### RECORDS FOR THE TASK ###

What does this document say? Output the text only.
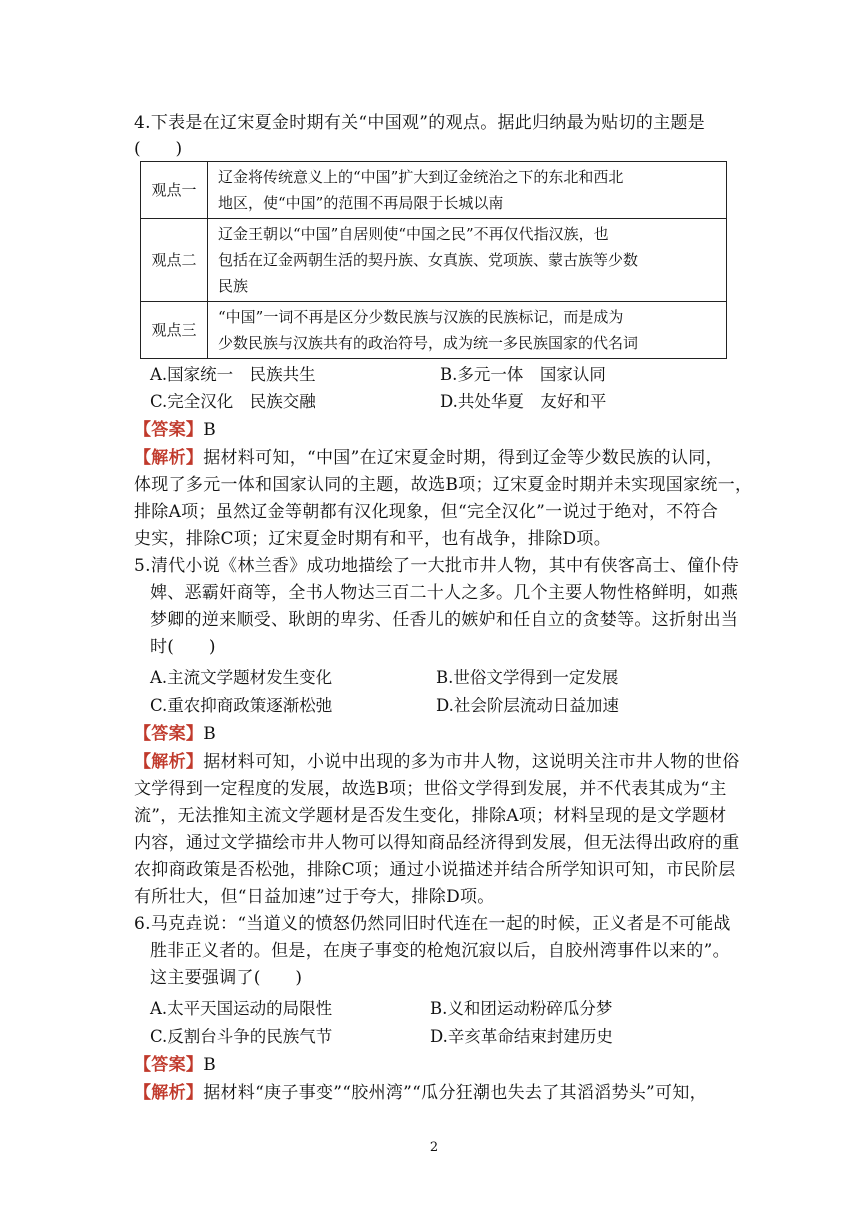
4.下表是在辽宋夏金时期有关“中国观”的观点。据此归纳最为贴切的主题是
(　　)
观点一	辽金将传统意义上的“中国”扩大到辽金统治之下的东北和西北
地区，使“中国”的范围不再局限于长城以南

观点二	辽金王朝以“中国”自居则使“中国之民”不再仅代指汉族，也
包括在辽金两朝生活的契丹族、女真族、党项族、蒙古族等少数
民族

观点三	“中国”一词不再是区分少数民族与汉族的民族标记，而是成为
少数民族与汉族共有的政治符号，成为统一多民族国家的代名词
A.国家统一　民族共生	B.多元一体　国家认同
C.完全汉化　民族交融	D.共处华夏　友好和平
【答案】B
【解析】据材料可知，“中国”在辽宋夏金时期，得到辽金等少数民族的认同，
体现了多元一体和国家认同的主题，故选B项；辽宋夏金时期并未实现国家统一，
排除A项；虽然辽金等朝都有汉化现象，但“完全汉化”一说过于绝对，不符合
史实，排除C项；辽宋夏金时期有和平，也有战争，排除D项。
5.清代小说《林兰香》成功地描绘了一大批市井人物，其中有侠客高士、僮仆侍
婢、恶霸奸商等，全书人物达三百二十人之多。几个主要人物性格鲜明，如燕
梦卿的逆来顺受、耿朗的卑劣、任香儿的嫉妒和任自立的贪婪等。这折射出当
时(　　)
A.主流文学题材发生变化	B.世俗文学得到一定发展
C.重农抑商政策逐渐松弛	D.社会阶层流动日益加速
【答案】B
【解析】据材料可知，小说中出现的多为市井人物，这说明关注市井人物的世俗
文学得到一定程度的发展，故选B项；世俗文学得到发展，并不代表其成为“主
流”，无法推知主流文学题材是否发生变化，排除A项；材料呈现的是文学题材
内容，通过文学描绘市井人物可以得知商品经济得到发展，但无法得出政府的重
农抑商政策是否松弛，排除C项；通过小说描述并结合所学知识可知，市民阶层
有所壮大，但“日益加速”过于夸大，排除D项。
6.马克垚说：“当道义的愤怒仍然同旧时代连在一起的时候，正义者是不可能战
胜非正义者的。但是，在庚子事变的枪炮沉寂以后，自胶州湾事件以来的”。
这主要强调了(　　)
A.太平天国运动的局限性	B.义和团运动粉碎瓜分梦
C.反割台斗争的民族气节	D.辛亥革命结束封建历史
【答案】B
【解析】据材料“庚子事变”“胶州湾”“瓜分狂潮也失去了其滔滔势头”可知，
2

###
### RECORDS FOR THE TASK ###

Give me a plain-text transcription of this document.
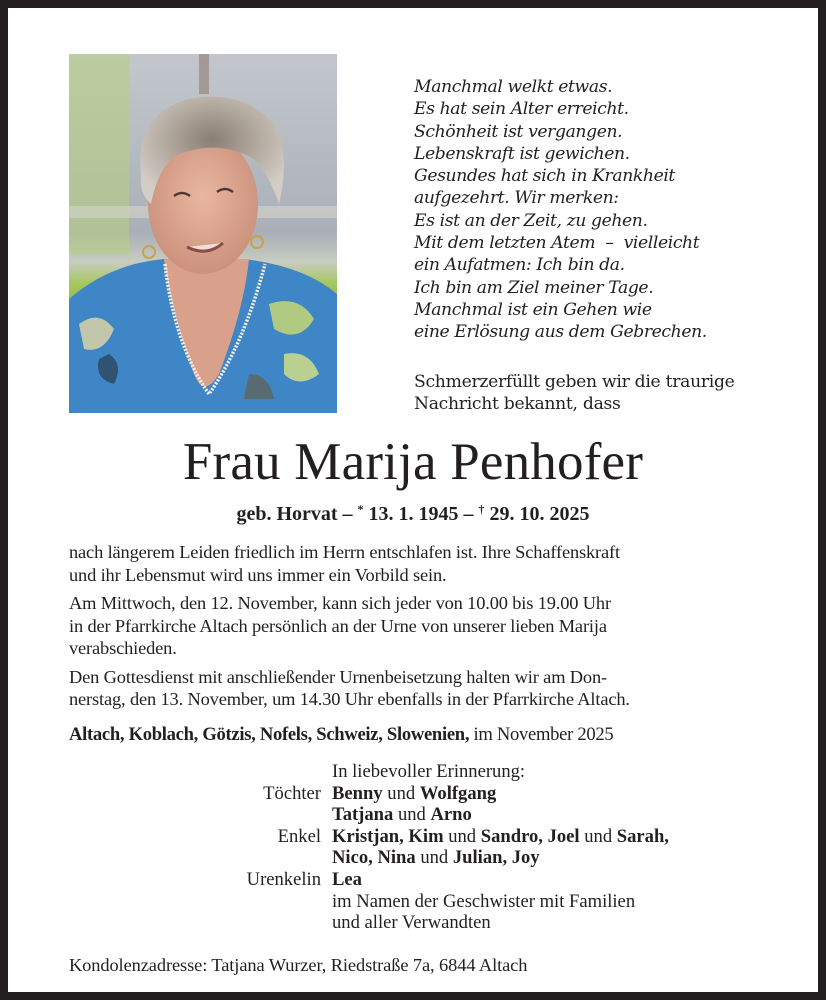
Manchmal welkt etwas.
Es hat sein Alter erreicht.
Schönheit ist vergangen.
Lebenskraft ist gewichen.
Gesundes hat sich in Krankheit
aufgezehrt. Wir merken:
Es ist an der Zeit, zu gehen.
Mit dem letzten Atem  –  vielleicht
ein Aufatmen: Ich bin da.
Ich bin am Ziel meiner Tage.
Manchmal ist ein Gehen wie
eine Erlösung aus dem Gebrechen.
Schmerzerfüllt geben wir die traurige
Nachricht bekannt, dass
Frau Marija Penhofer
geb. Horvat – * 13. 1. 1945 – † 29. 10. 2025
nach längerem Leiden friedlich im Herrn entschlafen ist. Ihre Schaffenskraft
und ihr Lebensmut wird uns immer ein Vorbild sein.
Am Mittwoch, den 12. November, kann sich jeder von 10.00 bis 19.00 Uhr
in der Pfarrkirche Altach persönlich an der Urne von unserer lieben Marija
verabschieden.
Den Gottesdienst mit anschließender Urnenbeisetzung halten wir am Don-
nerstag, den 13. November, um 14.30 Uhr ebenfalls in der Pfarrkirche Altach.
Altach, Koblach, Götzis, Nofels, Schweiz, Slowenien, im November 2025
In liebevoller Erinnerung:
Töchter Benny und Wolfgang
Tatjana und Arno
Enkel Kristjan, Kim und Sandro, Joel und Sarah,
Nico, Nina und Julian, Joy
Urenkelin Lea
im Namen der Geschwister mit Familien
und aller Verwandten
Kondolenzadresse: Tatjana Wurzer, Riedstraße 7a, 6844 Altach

###

From the listing above, find the number of lines with the word "sein" in them. Answer with the number only.

**EXPECTED OUTPUT**
2